=== Written problem ===
In the material below, find all lines with the string "extensión" and copy them.

=== Records to use ===
— start —
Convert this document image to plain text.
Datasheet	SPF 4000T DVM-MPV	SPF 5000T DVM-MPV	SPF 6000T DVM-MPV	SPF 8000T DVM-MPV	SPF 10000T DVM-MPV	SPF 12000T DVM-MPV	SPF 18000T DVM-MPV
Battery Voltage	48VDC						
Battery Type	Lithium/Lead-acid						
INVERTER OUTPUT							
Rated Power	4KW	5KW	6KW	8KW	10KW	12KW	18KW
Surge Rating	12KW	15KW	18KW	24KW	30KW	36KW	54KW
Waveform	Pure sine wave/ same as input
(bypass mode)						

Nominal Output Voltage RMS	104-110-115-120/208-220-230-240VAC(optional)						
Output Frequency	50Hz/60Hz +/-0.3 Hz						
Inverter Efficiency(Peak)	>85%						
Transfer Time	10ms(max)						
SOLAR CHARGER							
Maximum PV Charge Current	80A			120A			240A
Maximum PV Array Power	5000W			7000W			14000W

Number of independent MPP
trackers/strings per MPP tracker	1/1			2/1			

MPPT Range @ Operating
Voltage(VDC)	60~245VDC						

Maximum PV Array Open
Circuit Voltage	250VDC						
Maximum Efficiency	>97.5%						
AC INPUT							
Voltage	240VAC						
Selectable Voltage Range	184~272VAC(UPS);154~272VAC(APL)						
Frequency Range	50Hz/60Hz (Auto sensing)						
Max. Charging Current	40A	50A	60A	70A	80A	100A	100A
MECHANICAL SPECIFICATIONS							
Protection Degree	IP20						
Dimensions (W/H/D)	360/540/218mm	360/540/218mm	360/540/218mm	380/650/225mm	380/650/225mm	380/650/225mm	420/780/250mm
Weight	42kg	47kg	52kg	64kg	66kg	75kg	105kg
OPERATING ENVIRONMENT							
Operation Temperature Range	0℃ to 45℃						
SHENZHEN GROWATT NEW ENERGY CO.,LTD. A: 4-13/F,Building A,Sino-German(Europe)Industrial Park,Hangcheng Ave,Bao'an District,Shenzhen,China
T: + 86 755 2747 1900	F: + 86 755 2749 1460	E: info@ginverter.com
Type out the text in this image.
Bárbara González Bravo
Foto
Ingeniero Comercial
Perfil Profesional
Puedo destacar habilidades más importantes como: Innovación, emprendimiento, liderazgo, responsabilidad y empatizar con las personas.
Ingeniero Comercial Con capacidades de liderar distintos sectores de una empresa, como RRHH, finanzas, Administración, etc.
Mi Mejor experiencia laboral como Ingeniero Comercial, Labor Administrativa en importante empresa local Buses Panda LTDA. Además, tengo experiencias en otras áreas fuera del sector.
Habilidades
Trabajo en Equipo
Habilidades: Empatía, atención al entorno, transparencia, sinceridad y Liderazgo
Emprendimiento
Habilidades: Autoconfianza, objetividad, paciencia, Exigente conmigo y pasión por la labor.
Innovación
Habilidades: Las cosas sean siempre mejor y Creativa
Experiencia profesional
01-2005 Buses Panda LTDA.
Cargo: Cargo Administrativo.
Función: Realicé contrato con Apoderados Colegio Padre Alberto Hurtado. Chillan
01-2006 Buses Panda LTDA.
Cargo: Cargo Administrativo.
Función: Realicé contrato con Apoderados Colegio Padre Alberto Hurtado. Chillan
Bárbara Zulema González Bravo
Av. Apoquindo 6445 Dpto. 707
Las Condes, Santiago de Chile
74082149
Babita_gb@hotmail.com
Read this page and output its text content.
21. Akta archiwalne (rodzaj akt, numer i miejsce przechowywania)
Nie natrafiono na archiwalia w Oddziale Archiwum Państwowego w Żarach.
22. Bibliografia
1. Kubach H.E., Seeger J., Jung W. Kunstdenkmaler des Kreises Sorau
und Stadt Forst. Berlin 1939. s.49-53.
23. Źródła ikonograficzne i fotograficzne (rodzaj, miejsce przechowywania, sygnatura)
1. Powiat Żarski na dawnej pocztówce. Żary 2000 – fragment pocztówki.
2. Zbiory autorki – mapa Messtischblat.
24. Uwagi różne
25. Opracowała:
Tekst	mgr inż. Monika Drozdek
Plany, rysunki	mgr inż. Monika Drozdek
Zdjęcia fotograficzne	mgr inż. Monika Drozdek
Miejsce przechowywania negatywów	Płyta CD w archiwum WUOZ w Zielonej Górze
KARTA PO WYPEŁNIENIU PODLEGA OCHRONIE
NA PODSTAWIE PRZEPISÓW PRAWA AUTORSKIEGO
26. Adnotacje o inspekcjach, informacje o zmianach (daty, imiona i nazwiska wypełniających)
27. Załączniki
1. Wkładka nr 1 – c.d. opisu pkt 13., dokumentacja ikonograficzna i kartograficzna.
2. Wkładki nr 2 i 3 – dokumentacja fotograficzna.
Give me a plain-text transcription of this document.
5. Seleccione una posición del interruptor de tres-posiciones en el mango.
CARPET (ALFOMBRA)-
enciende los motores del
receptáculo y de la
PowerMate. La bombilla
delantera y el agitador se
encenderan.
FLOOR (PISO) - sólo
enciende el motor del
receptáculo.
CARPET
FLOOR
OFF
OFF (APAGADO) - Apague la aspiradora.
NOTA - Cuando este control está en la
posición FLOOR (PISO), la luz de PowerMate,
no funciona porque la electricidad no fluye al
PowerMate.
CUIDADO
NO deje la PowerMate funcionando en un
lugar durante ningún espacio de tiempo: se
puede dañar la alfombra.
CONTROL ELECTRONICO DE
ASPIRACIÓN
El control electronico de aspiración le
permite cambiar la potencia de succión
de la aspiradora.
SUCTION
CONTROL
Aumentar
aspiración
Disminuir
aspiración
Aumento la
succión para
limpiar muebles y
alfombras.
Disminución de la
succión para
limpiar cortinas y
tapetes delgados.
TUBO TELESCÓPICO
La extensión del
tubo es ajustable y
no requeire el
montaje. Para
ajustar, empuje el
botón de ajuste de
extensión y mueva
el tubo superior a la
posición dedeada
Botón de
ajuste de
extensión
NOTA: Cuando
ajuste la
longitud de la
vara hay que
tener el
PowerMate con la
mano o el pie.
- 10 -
— end —
=== Full response ===
La extensión del
extensión y mueva
extensión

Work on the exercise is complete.